Goal:
Locate the string "this" in the listing below. Copy every line where it is found.

Source material:

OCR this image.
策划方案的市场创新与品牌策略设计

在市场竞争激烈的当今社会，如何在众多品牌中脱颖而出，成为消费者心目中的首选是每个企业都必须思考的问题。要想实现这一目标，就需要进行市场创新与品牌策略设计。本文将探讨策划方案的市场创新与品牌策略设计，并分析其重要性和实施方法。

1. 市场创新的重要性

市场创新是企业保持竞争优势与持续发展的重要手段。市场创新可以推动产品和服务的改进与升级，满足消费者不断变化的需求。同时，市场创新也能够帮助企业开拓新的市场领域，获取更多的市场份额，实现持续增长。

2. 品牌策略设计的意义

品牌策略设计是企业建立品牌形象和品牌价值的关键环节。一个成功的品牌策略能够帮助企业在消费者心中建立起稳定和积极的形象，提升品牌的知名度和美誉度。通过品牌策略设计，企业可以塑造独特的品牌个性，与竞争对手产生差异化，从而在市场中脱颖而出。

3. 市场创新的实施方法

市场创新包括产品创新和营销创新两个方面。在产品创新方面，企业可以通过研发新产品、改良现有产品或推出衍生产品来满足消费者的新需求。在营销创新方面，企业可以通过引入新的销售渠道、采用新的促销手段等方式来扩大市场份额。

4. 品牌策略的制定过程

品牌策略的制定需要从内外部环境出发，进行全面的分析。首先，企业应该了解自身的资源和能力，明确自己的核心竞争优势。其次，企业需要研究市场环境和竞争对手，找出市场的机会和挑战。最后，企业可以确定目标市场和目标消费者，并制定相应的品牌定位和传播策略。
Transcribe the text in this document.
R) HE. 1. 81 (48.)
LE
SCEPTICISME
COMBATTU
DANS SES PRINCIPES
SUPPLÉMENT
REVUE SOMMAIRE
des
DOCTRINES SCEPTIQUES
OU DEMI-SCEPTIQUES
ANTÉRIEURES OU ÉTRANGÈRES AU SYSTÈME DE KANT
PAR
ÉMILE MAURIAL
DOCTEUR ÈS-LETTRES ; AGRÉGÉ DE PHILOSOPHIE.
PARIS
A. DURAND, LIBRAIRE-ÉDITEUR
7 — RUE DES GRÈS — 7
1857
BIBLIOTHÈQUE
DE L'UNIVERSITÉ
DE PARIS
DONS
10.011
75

Task output:
OCR this image.
Transcribe the text in this document.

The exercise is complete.